-- Start of Material to process --
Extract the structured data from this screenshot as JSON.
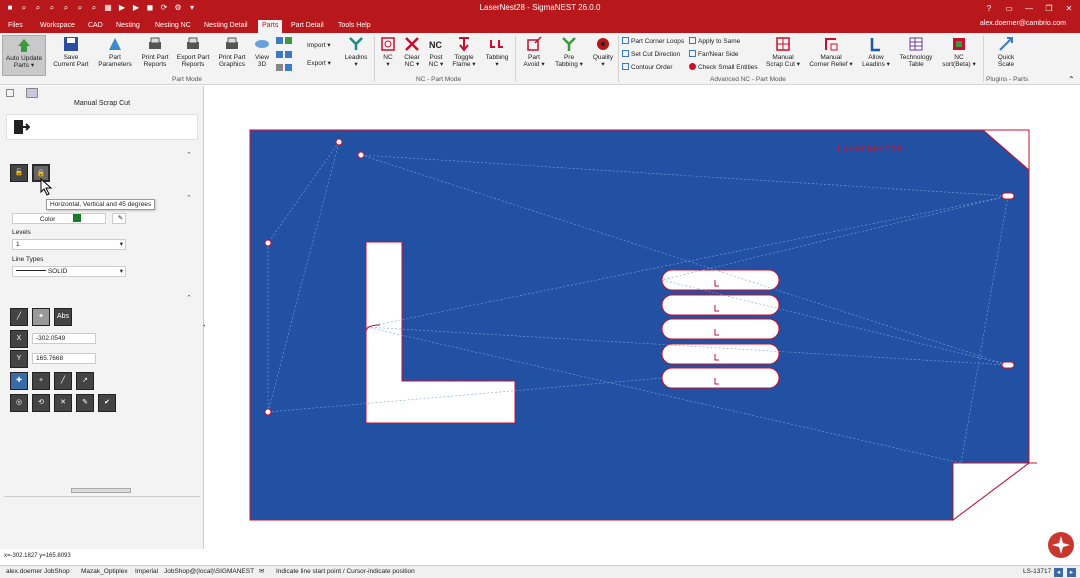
{
  "window": {
    "title": "LaserNest28 - SigmaNEST 26.0.0",
    "help_label": "?"
  },
  "menu": {
    "tabs": [
      "Files",
      "Workspace",
      "CAD",
      "Nesting",
      "Nesting NC",
      "Nesting Detail",
      "Parts",
      "Part Detail",
      "Tools Help"
    ],
    "active_tab": "Parts",
    "user": "alex.doerner@cambrio.com"
  },
  "ribbon": {
    "part_mode": {
      "buttons": [
        {
          "label1": "Auto Update",
          "label2": "Parts ▾",
          "icon": "auto-update-icon"
        },
        {
          "label1": "Save",
          "label2": "Current Part",
          "icon": "save-icon"
        },
        {
          "label1": "Part",
          "label2": "Parameters",
          "icon": "part-parameters-icon"
        },
        {
          "label1": "Print Part",
          "label2": "Reports",
          "icon": "printer-icon"
        },
        {
          "label1": "Export Part",
          "label2": "Reports",
          "icon": "printer-icon"
        },
        {
          "label1": "Print Part",
          "label2": "Graphics",
          "icon": "printer-icon"
        },
        {
          "label1": "View",
          "label2": "3D",
          "icon": "view-3d-icon"
        }
      ],
      "import_label": "Import",
      "export_label": "Export",
      "leadins_label": "Leadins",
      "group_label": "Part Mode"
    },
    "nc_part_mode": {
      "buttons": [
        {
          "label1": "NC",
          "label2": "▾",
          "icon": "nc-icon"
        },
        {
          "label1": "Clear",
          "label2": "NC ▾",
          "icon": "clear-nc-icon"
        },
        {
          "label1": "Post",
          "label2": "NC ▾",
          "icon": "post-nc-icon"
        },
        {
          "label1": "Toggle",
          "label2": "Flame ▾",
          "icon": "toggle-flame-icon"
        },
        {
          "label1": "Tabbing",
          "label2": "▾",
          "icon": "tabbing-icon"
        },
        {
          "label1": "Part",
          "label2": "Avoid ▾",
          "icon": "part-avoid-icon"
        },
        {
          "label1": "Pre",
          "label2": "Tabbing ▾",
          "icon": "pre-tabbing-icon"
        },
        {
          "label1": "Quality",
          "label2": "▾",
          "icon": "quality-icon"
        }
      ],
      "group_label": "NC - Part Mode"
    },
    "advanced": {
      "small_buttons": [
        "Part Corner Loops",
        "Set Cut Direction",
        "Contour Order",
        "Apply to Same",
        "Far/Near Side",
        "Check Small Entities"
      ],
      "buttons": [
        {
          "label1": "Manual",
          "label2": "Scrap Cut ▾",
          "icon": "manual-scrap-cut-icon"
        },
        {
          "label1": "Manual",
          "label2": "Corner Relief ▾",
          "icon": "corner-relief-icon"
        },
        {
          "label1": "Allow",
          "label2": "Leadins ▾",
          "icon": "allow-leadins-icon"
        },
        {
          "label1": "Technology",
          "label2": "Table",
          "icon": "technology-table-icon"
        },
        {
          "label1": "NC",
          "label2": "sort(Beta) ▾",
          "icon": "nc-sort-icon"
        }
      ],
      "group_label": "Advanced NC - Part Mode"
    },
    "plugins": {
      "buttons": [
        {
          "label1": "Quick",
          "label2": "Scale",
          "icon": "quick-scale-icon"
        }
      ],
      "group_label": "Plugins - Parts"
    }
  },
  "panel": {
    "title": "Manual Scrap Cut",
    "tooltip": "Horizontal, Vertical and 45 degrees",
    "color_label": "Color",
    "color_value": "#1a7a2a",
    "levels_label": "Levels",
    "levels_value": "1",
    "linetypes_label": "Line Types",
    "linetype_value": "SOLID",
    "abs_label": "Abs",
    "x_label": "X",
    "x_value": "-302.0549",
    "y_label": "Y",
    "y_value": "165.7668",
    "coords": "x=-302.1827 y=165.8093"
  },
  "canvas": {
    "sheet_color": "#2250a3",
    "sheet_text": "LaserNest28",
    "part_color": "#ffffff",
    "outline_color": "#c8102e"
  },
  "status": {
    "user": "alex.doerner JobShop",
    "machine": "Mazak_Optiplex",
    "units": "Imperial",
    "db": "JobShop@(local)\\SIGMANEST",
    "hint": "Indicate line start point / Cursor-indicate position",
    "code": "LS-13717"
  }
}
-- End of Material to process --
Exercise instructions. Output every entry word for word, but omit the pictures.

Reply to the task.
Extract the structured data from this screenshot as JSON.
{
  "window": {
    "title": "LaserNest28 - SigmaNEST 26.0.0",
    "help_label": "?"
  },
  "menu": {
    "tabs": [
      "Files",
      "Workspace",
      "CAD",
      "Nesting",
      "Nesting NC",
      "Nesting Detail",
      "Parts",
      "Part Detail",
      "Tools Help"
    ],
    "active_tab": "Parts",
    "user": "alex.doerner@cambrio.com"
  },
  "ribbon": {
    "part_mode": {
      "buttons": [
        {
          "label1": "Auto Update",
          "label2": "Parts ▾",
          "icon": "auto-update-icon"
        },
        {
          "label1": "Save",
          "label2": "Current Part",
          "icon": "save-icon"
        },
        {
          "label1": "Part",
          "label2": "Parameters",
          "icon": "part-parameters-icon"
        },
        {
          "label1": "Print Part",
          "label2": "Reports",
          "icon": "printer-icon"
        },
        {
          "label1": "Export Part",
          "label2": "Reports",
          "icon": "printer-icon"
        },
        {
          "label1": "Print Part",
          "label2": "Graphics",
          "icon": "printer-icon"
        },
        {
          "label1": "View",
          "label2": "3D",
          "icon": "view-3d-icon"
        }
      ],
      "import_label": "Import",
      "export_label": "Export",
      "leadins_label": "Leadins",
      "group_label": "Part Mode"
    },
    "nc_part_mode": {
      "buttons": [
        {
          "label1": "NC",
          "label2": "▾",
          "icon": "nc-icon"
        },
        {
          "label1": "Clear",
          "label2": "NC ▾",
          "icon": "clear-nc-icon"
        },
        {
          "label1": "Post",
          "label2": "NC ▾",
          "icon": "post-nc-icon"
        },
        {
          "label1": "Toggle",
          "label2": "Flame ▾",
          "icon": "toggle-flame-icon"
        },
        {
          "label1": "Tabbing",
          "label2": "▾",
          "icon": "tabbing-icon"
        },
        {
          "label1": "Part",
          "label2": "Avoid ▾",
          "icon": "part-avoid-icon"
        },
        {
          "label1": "Pre",
          "label2": "Tabbing ▾",
          "icon": "pre-tabbing-icon"
        },
        {
          "label1": "Quality",
          "label2": "▾",
          "icon": "quality-icon"
        }
      ],
      "group_label": "NC - Part Mode"
    },
    "advanced": {
      "small_buttons": [
        "Part Corner Loops",
        "Set Cut Direction",
        "Contour Order",
        "Apply to Same",
        "Far/Near Side",
        "Check Small Entities"
      ],
      "buttons": [
        {
          "label1": "Manual",
          "label2": "Scrap Cut ▾",
          "icon": "manual-scrap-cut-icon"
        },
        {
          "label1": "Manual",
          "label2": "Corner Relief ▾",
          "icon": "corner-relief-icon"
        },
        {
          "label1": "Allow",
          "label2": "Leadins ▾",
          "icon": "allow-leadins-icon"
        },
        {
          "label1": "Technology",
          "label2": "Table",
          "icon": "technology-table-icon"
        },
        {
          "label1": "NC",
          "label2": "sort(Beta) ▾",
          "icon": "nc-sort-icon"
        }
      ],
      "group_label": "Advanced NC - Part Mode"
    },
    "plugins": {
      "buttons": [
        {
          "label1": "Quick",
          "label2": "Scale",
          "icon": "quick-scale-icon"
        }
      ],
      "group_label": "Plugins - Parts"
    }
  },
  "panel": {
    "title": "Manual Scrap Cut",
    "tooltip": "Horizontal, Vertical and 45 degrees",
    "color_label": "Color",
    "color_value": "#1a7a2a",
    "levels_label": "Levels",
    "levels_value": "1",
    "linetypes_label": "Line Types",
    "linetype_value": "SOLID",
    "abs_label": "Abs",
    "x_label": "X",
    "x_value": "-302.0549",
    "y_label": "Y",
    "y_value": "165.7668",
    "coords": "x=-302.1827 y=165.8093"
  },
  "canvas": {
    "sheet_color": "#2250a3",
    "sheet_text": "LaserNest28",
    "part_color": "#ffffff",
    "outline_color": "#c8102e"
  },
  "status": {
    "user": "alex.doerner JobShop",
    "machine": "Mazak_Optiplex",
    "units": "Imperial",
    "db": "JobShop@(local)\\SIGMANEST",
    "hint": "Indicate line start point / Cursor-indicate position",
    "code": "LS-13717"
  }
}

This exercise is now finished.